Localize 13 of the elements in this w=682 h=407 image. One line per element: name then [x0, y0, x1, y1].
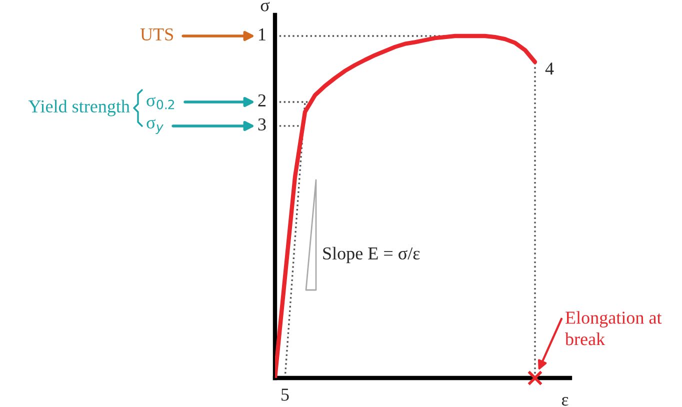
annotation: Slope E = σ/ε: [323, 246, 420, 264]
text: σ$_{y}$: [146, 119, 164, 134]
text: Yield strength: [28, 100, 130, 116]
x-axis-title: ε: [562, 397, 568, 406]
text: 2: [258, 94, 266, 106]
text: 5: [282, 388, 289, 401]
text: Elongation at break: [565, 311, 662, 346]
text: UTS: [140, 28, 173, 41]
text: 3: [258, 118, 266, 131]
y-axis-title: σ: [260, 2, 270, 12]
text: 1: [259, 28, 266, 40]
text: 4: [545, 62, 554, 75]
text: σ$_{0.2}$: [146, 96, 174, 110]
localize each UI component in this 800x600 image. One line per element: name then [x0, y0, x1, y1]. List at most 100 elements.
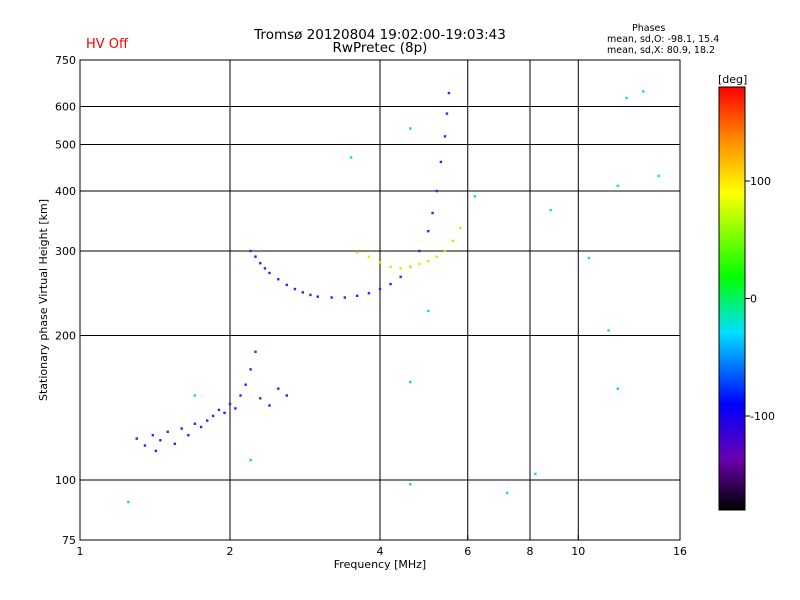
- colorbar-tick-label-100: 100: [750, 175, 771, 188]
- colorbar-tick-label-0: 0: [750, 293, 757, 306]
- data-point-s0-5: [166, 430, 169, 434]
- data-point-s0-8: [187, 433, 190, 437]
- colorbar: [718, 86, 746, 511]
- data-point-s3-9: [505, 491, 509, 495]
- data-point-s1-4: [268, 271, 271, 275]
- data-point-s0-19: [249, 368, 252, 371]
- x-tick-label-2: 2: [227, 545, 234, 558]
- data-point-s0-17: [239, 394, 242, 397]
- y-tick-label-100: 100: [55, 474, 76, 487]
- data-point-s0-0: [135, 437, 138, 440]
- data-point-s1-26: [447, 91, 451, 95]
- data-point-s1-12: [343, 296, 347, 299]
- data-point-s3-14: [625, 96, 628, 100]
- x-tick-label-10: 10: [571, 545, 585, 558]
- data-point-s0-15: [228, 402, 232, 406]
- data-point-s1-3: [263, 267, 267, 270]
- y-tick-label-75: 75: [62, 534, 76, 547]
- phases-label: Phases: [632, 23, 666, 34]
- stats-o-mode: mean, sd,O: -98.1, 15.4: [607, 34, 720, 45]
- data-point-s0-1: [143, 444, 147, 447]
- x-tick-label-8: 8: [527, 545, 534, 558]
- data-point-s3-1: [193, 394, 197, 397]
- data-point-s3-16: [657, 174, 660, 178]
- data-point-s3-15: [642, 90, 645, 93]
- grid-lines: [80, 60, 680, 540]
- data-point-s2-8: [435, 255, 438, 258]
- data-point-s1-5: [277, 278, 280, 281]
- data-point-s1-14: [367, 292, 371, 295]
- y-tick-label-300: 300: [55, 245, 76, 258]
- data-point-s2-5: [409, 265, 412, 269]
- data-point-s1-23: [439, 160, 443, 164]
- data-point-s0-24: [285, 394, 288, 397]
- y-tick-label-500: 500: [55, 139, 76, 152]
- data-point-s3-7: [427, 309, 430, 313]
- data-points: [127, 90, 660, 504]
- data-point-s1-11: [330, 296, 333, 299]
- data-point-s2-7: [427, 259, 430, 263]
- data-point-s1-19: [418, 249, 421, 253]
- y-tick-label-200: 200: [55, 330, 76, 343]
- data-point-s3-17: [607, 329, 610, 332]
- data-point-s1-25: [445, 112, 449, 115]
- y-tick-label-750: 750: [55, 54, 76, 67]
- x-axis-ticks: 1 2 4 6 8 10 16: [77, 535, 687, 558]
- data-point-s2-3: [389, 265, 392, 269]
- data-point-s3-10: [534, 472, 537, 476]
- data-point-s3-3: [349, 156, 353, 159]
- data-point-s0-20: [254, 350, 257, 353]
- data-point-s3-4: [409, 127, 412, 130]
- data-point-s2-10: [451, 239, 455, 243]
- data-point-s1-16: [389, 282, 392, 286]
- y-axis-ticks: 75 100 200 300 400 500 600 750: [55, 54, 85, 547]
- data-point-s2-0: [355, 251, 359, 254]
- y-tick-label-600: 600: [55, 101, 76, 114]
- data-point-s0-12: [211, 414, 215, 418]
- data-point-s3-2: [249, 458, 252, 462]
- data-point-s0-14: [223, 411, 226, 415]
- data-point-s1-20: [427, 229, 430, 233]
- x-tick-label-1: 1: [77, 545, 84, 558]
- data-point-s0-9: [193, 422, 197, 425]
- data-point-s3-5: [409, 380, 412, 384]
- data-point-s1-6: [285, 283, 288, 287]
- plot-title-program: RwPretec (8p): [332, 40, 428, 56]
- data-point-s1-9: [309, 293, 312, 297]
- data-point-s0-13: [217, 408, 221, 412]
- data-point-s1-2: [259, 261, 262, 265]
- data-point-s1-15: [378, 287, 382, 291]
- data-point-s0-11: [205, 419, 209, 422]
- x-tick-label-6: 6: [464, 545, 471, 558]
- data-point-s3-6: [409, 483, 412, 486]
- data-point-s3-12: [587, 256, 591, 260]
- data-point-s2-1: [367, 255, 371, 258]
- data-point-s0-7: [180, 427, 183, 430]
- data-point-s1-1: [254, 255, 257, 258]
- x-axis-title: Frequency [MHz]: [334, 558, 426, 571]
- colorbar-tick-label--100: -100: [750, 410, 775, 423]
- data-point-s0-3: [154, 449, 158, 453]
- y-axis-title: Stationary phase Virtual Height [km]: [37, 199, 50, 401]
- data-point-s2-9: [443, 249, 447, 253]
- plot-title-station: Tromsø 20120804 19:02:00-19:03:43: [254, 27, 506, 43]
- data-point-s1-10: [316, 295, 319, 298]
- data-point-s1-24: [443, 135, 447, 138]
- data-point-s3-18: [616, 387, 619, 390]
- data-point-s0-2: [151, 433, 155, 437]
- y-tick-label-400: 400: [55, 185, 76, 198]
- data-point-s0-23: [277, 387, 280, 390]
- data-point-s0-22: [268, 404, 271, 407]
- stats-x-mode: mean, sd,X: 80.9, 18.2: [607, 45, 716, 56]
- data-point-s1-17: [399, 275, 402, 279]
- data-point-s0-6: [173, 442, 177, 445]
- data-point-s1-21: [431, 211, 434, 215]
- data-point-s1-8: [301, 291, 305, 294]
- data-point-s0-18: [244, 383, 247, 386]
- data-point-s2-11: [459, 226, 462, 230]
- x-tick-label-4: 4: [377, 545, 384, 558]
- data-point-s1-7: [293, 287, 297, 291]
- data-point-s3-11: [549, 208, 552, 212]
- x-tick-label-16: 16: [673, 545, 687, 558]
- data-point-s3-8: [473, 195, 477, 198]
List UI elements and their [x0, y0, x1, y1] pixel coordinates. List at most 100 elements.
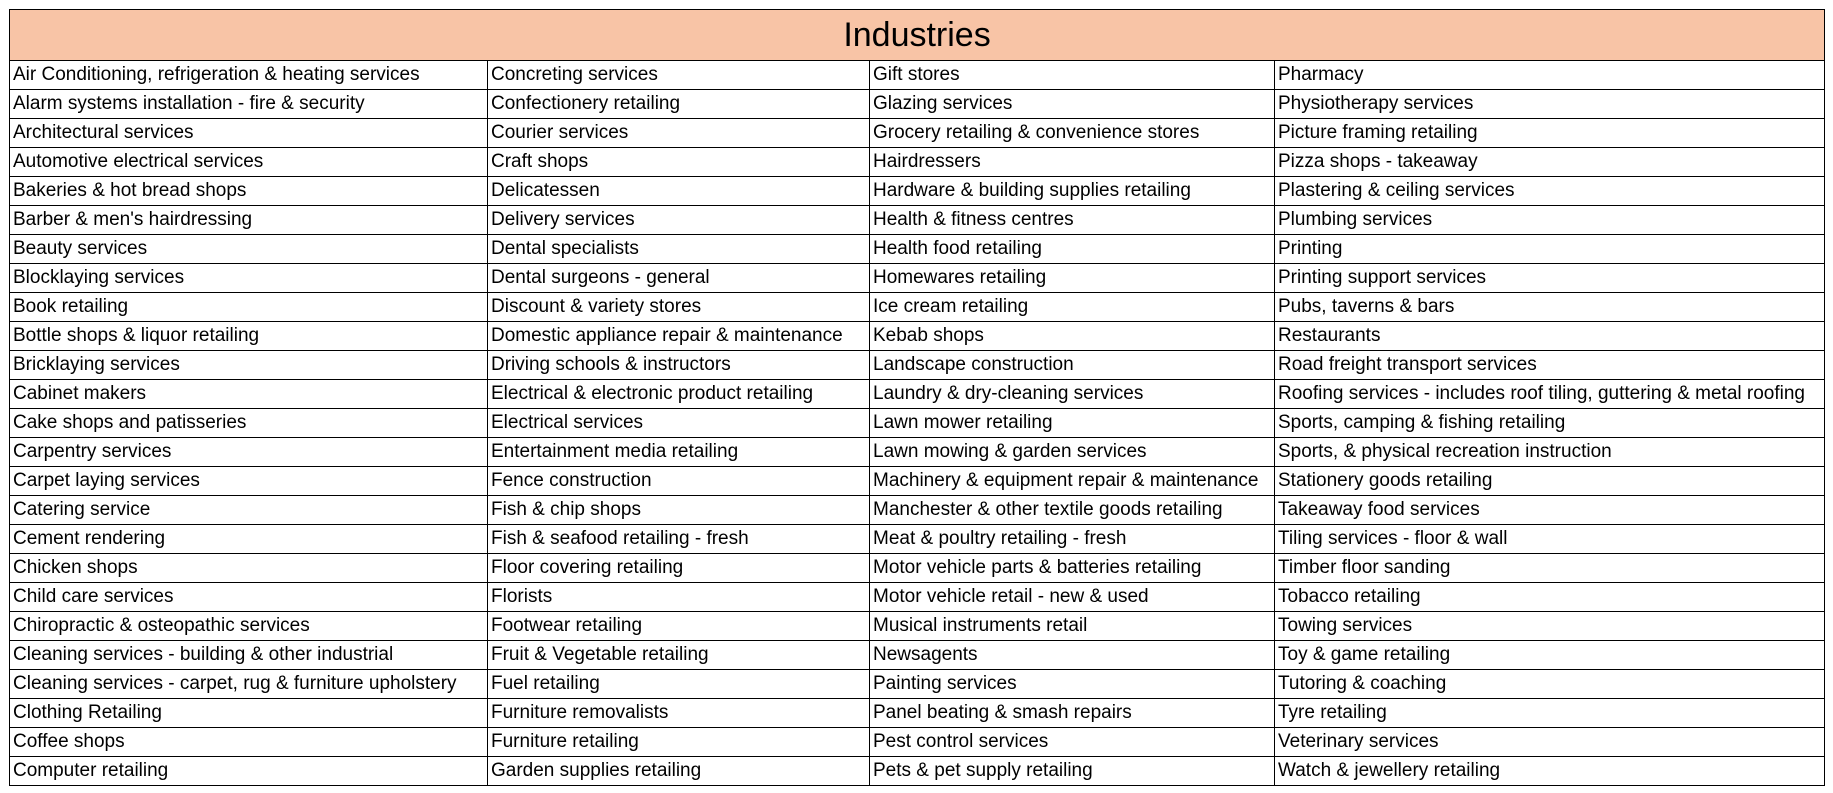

→ Given exercise
Could you lay out every item above as a numbered list of lines, with blank lines dropped and the pictures left out?

→ Exercise answer
1. Localize 13 of the elements in this w=682 h=407 image. One line per element: name then [x0, y0, x1, y1].
2. annotation: Slope E = σ/ε: [323, 246, 420, 264]
3. text: σ$_{y}$: [146, 119, 164, 134]
4. text: Yield strength: [28, 100, 130, 116]
5. x-axis-title: ε: [562, 397, 568, 406]
6. text: 2: [258, 94, 266, 106]
7. text: 5: [282, 388, 289, 401]
8. text: Elongation at break: [565, 311, 662, 346]
9. text: UTS: [140, 28, 173, 41]
10. text: 3: [258, 118, 266, 131]
11. y-axis-title: σ: [260, 2, 270, 12]
12. text: 1: [259, 28, 266, 40]
13. text: 4: [545, 62, 554, 75]
14. text: σ$_{0.2}$: [146, 96, 174, 110]
15. localize each UI component in this 800x600 image. One line per element: name then [x0, y0, x1, y1]. List at most 100 elements.
16. - colorbar-tick-label-100: 100: [750, 175, 771, 188]
17. - colorbar-tick-label-0: 0: [750, 293, 757, 306]
18. - data-point-s0-5: [166, 430, 169, 434]
19. - data-point-s0-8: [187, 433, 190, 437]
20. - colorbar: [718, 86, 746, 511]
21. - data-point-s3-9: [505, 491, 509, 495]
22. - data-point-s1-4: [268, 271, 271, 275]
23. - data-point-s0-19: [249, 368, 252, 371]
24. - x-tick-label-2: 2: [227, 545, 234, 558]
25. - data-point-s0-17: [239, 394, 242, 397]
26. - y-tick-label-100: 100: [55, 474, 76, 487]
27. - data-point-s0-0: [135, 437, 138, 440]
28. - data-point-s1-26: [447, 91, 451, 95]
29. - data-point-s1-12: [343, 296, 347, 299]
30. - data-point-s3-14: [625, 96, 628, 100]
31. - x-tick-label-10: 10: [571, 545, 585, 558]
32. - data-point-s0-15: [228, 402, 232, 406]
33. - data-point-s1-3: [263, 267, 267, 270]
34. - y-tick-label-75: 75: [62, 534, 76, 547]
35. - phases-label: Phases: [632, 23, 666, 34]
36. - stats-o-mode: mean, sd,O: -98.1, 15.4: [607, 34, 720, 45]
37. - data-point-s0-1: [143, 444, 147, 447]
38. - x-tick-label-8: 8: [527, 545, 534, 558]
39. - data-point-s3-1: [193, 394, 197, 397]
40. - data-point-s3-16: [657, 174, 660, 178]
41. - data-point-s3-15: [642, 90, 645, 93]
42. - grid-lines: [80, 60, 680, 540]
43. - data-point-s2-8: [435, 255, 438, 258]
44. - data-point-s1-5: [277, 278, 280, 281]
45. - data-point-s1-14: [367, 292, 371, 295]
46. - y-tick-label-300: 300: [55, 245, 76, 258]
47. - data-point-s2-5: [409, 265, 412, 269]
48. - data-point-s1-23: [439, 160, 443, 164]
49. - data-point-s0-24: [285, 394, 288, 397]
50. - y-tick-label-500: 500: [55, 139, 76, 152]
51. - data-point-s3-7: [427, 309, 430, 313]
52. - data-points: [127, 90, 660, 504]
53. - data-point-s1-11: [330, 296, 333, 299]
54. - data-point-s2-7: [427, 259, 430, 263]
55. - data-point-s1-19: [418, 249, 421, 253]
56. - y-tick-label-200: 200: [55, 330, 76, 343]
57. - data-point-s3-17: [607, 329, 610, 332]
58. - data-point-s1-25: [445, 112, 449, 115]
59. - y-tick-label-750: 750: [55, 54, 76, 67]
60. - x-axis-ticks: 1 2 4 6 8 10 16: [77, 535, 687, 558]
61. - data-point-s2-3: [389, 265, 392, 269]
62. - data-point-s3-10: [534, 472, 537, 476]
63. - data-point-s3-3: [349, 156, 353, 159]
64. - data-point-s0-20: [254, 350, 257, 353]
65. - data-point-s3-4: [409, 127, 412, 130]
66. - data-point-s2-10: [451, 239, 455, 243]
67. - data-point-s1-16: [389, 282, 392, 286]
68. - y-axis-ticks: 75 100 200 300 400 500 600 750: [55, 54, 85, 547]
69. - data-point-s2-0: [355, 251, 359, 254]
70. - y-tick-label-600: 600: [55, 101, 76, 114]
71. - data-point-s0-12: [211, 414, 215, 418]
72. - data-point-s3-2: [249, 458, 252, 462]
73. - data-point-s0-14: [223, 411, 226, 415]
74. - data-point-s1-20: [427, 229, 430, 233]
75. - x-tick-label-1: 1: [77, 545, 84, 558]
76. - data-point-s0-9: [193, 422, 197, 425]
77. - data-point-s3-5: [409, 380, 412, 384]
78. - data-point-s1-6: [285, 283, 288, 287]
79. - plot-title-program: RwPretec (8p): [332, 40, 428, 56]
80. - data-point-s1-9: [309, 293, 312, 297]
81. - data-point-s0-13: [217, 408, 221, 412]
82. - data-point-s1-2: [259, 261, 262, 265]
83. - data-point-s1-15: [378, 287, 382, 291]
84. - data-point-s0-11: [205, 419, 209, 422]
85. - x-tick-label-6: 6: [464, 545, 471, 558]
86. - data-point-s3-6: [409, 483, 412, 486]
87. - data-point-s3-12: [587, 256, 591, 260]
88. - data-point-s2-1: [367, 255, 371, 258]
89. - data-point-s0-7: [180, 427, 183, 430]
90. - data-point-s1-1: [254, 255, 257, 258]
91. - x-axis-title: Frequency [MHz]: [334, 558, 426, 571]
92. - colorbar-tick-label--100: -100: [750, 410, 775, 423]
93. - data-point-s0-3: [154, 449, 158, 453]
94. - y-axis-title: Stationary phase Virtual Height [km]: [37, 199, 50, 401]
95. - data-point-s2-9: [443, 249, 447, 253]
96. - plot-title-station: Tromsø 20120804 19:02:00-19:03:43: [254, 27, 506, 43]
97. - data-point-s1-10: [316, 295, 319, 298]
98. - data-point-s1-24: [443, 135, 447, 138]
99. - data-point-s3-18: [616, 387, 619, 390]
100. - data-point-s0-2: [151, 433, 155, 437]
101. - y-tick-label-400: 400: [55, 185, 76, 198]
102. - data-point-s0-23: [277, 387, 280, 390]
103. - data-point-s0-22: [268, 404, 271, 407]
104. - stats-x-mode: mean, sd,X: 80.9, 18.2: [607, 45, 716, 56]
105. - data-point-s1-17: [399, 275, 402, 279]
106. - data-point-s0-6: [173, 442, 177, 445]
107. - data-point-s1-21: [431, 211, 434, 215]
108. - data-point-s1-8: [301, 291, 305, 294]
109. - data-point-s0-18: [244, 383, 247, 386]
110. - data-point-s2-11: [459, 226, 462, 230]
111. - x-tick-label-4: 4: [377, 545, 384, 558]
112. - data-point-s1-7: [293, 287, 297, 291]
113. - data-point-s3-11: [549, 208, 552, 212]
114. - x-tick-label-16: 16: [673, 545, 687, 558]
115. - data-point-s3-8: [473, 195, 477, 198]
116. List UI elements and their [x0, y0, x1, y1] pixel coordinates. List at most 100 elements.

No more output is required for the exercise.